====== Data entries ======
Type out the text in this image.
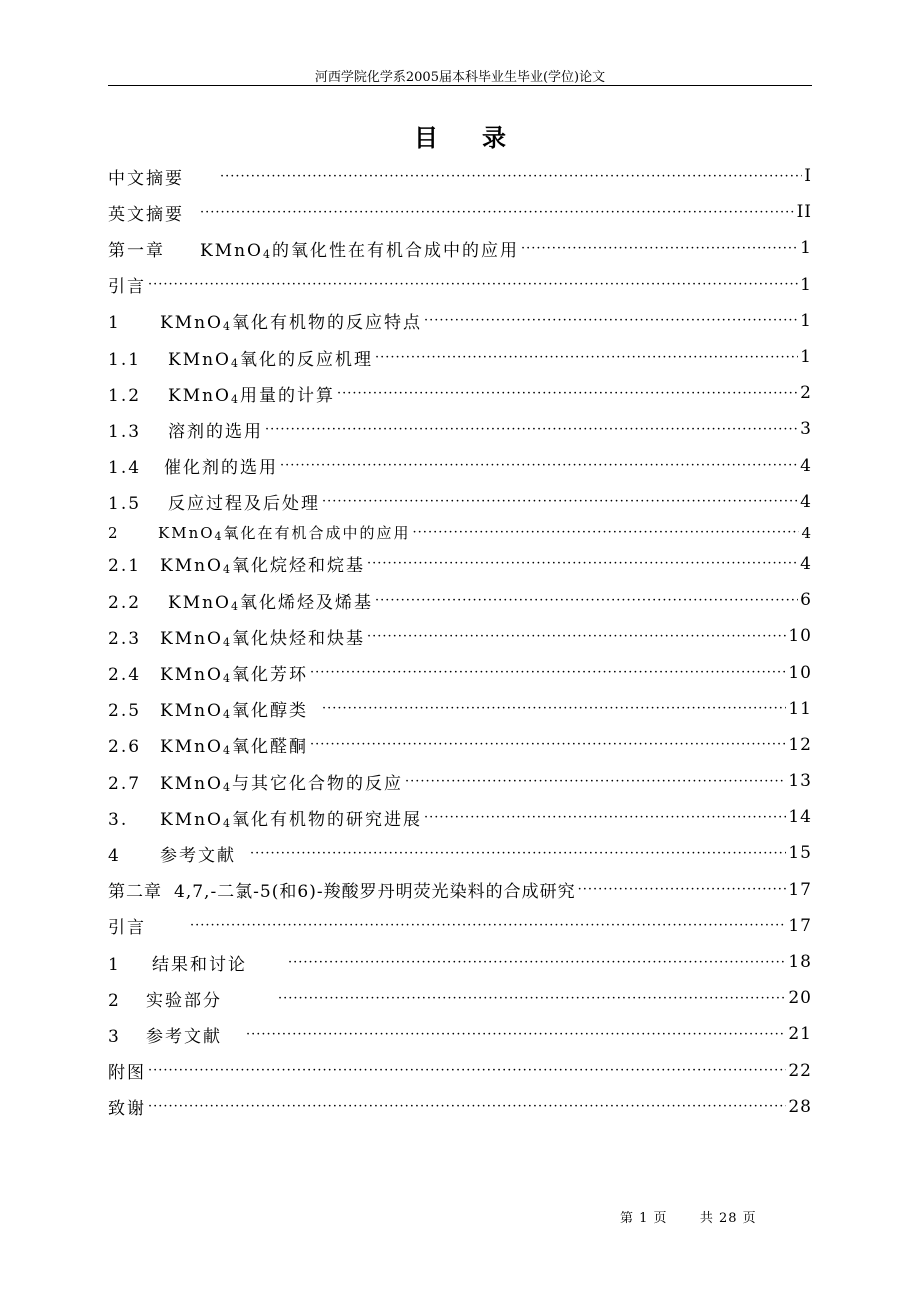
河西学院化学系2005届本科毕业生毕业(学位)论文
目录
中文摘要 ·····	I
英文摘要 ·····	II
第一章 KMnO$_4$的氧化性在有机合成中的应用 ·····	1
引言 ·····	1
1 KMnO$_4$氧化有机物的反应特点 ·····	1
1.1 KMnO$_4$氧化的反应机理 ·····	1
1.2 KMnO$_4$用量的计算 ·····	2
1.3 溶剂的选用 ·····	3
1.4 催化剂的选用 ·····	4
1.5 反应过程及后处理 ·····	4
2	KMnO$_4$氧化在有机合成中的应用 ·····	4
2.1 KMnO$_4$氧化烷烃和烷基 ·····	4
2.2 KMnO$_4$氧化烯烃及烯基 ·····	6
2.3 KMnO$_4$氧化炔烃和炔基 ·····	10
2.4 KMnO$_4$氧化芳环 ·····	10
2.5 KMnO$_4$氧化醇类 ·····	11
2.6 KMnO$_4$氧化醛酮 ·····	12
2.7 KMnO$_4$与其它化合物的反应 ·····	13
3. KMnO$_4$氧化有机物的研究进展 ·····	14
4 参考文献 ·····	15
第二章 4,7,-二氯-5(和6)-羧酸罗丹明荧光染料的合成研究 ·····	17
引言 ·····	17
1 结果和讨论 ·····	18
2 实验部分 ·····	20
3 参考文献 ·····	21
附图 ·····	22
致谢 ·····	28
第 1 页 共 28 页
======
## Directions
Copy every record above exactly, leaving out the pictures.

## Exercise answer
Type out the text in this image.
河西学院化学系2005届本科毕业生毕业(学位)论文
目录
中文摘要 ·····	I
英文摘要 ·····	II
第一章 KMnO$_4$的氧化性在有机合成中的应用 ·····	1
引言 ·····	1
1 KMnO$_4$氧化有机物的反应特点 ·····	1
1.1 KMnO$_4$氧化的反应机理 ·····	1
1.2 KMnO$_4$用量的计算 ·····	2
1.3 溶剂的选用 ·····	3
1.4 催化剂的选用 ·····	4
1.5 反应过程及后处理 ·····	4
2	KMnO$_4$氧化在有机合成中的应用 ·····	4
2.1 KMnO$_4$氧化烷烃和烷基 ·····	4
2.2 KMnO$_4$氧化烯烃及烯基 ·····	6
2.3 KMnO$_4$氧化炔烃和炔基 ·····	10
2.4 KMnO$_4$氧化芳环 ·····	10
2.5 KMnO$_4$氧化醇类 ·····	11
2.6 KMnO$_4$氧化醛酮 ·····	12
2.7 KMnO$_4$与其它化合物的反应 ·····	13
3. KMnO$_4$氧化有机物的研究进展 ·····	14
4 参考文献 ·····	15
第二章 4,7,-二氯-5(和6)-羧酸罗丹明荧光染料的合成研究 ·····	17
引言 ·····	17
1 结果和讨论 ·····	18
2 实验部分 ·····	20
3 参考文献 ·····	21
附图 ·····	22
致谢 ·····	28
第 1 页 共 28 页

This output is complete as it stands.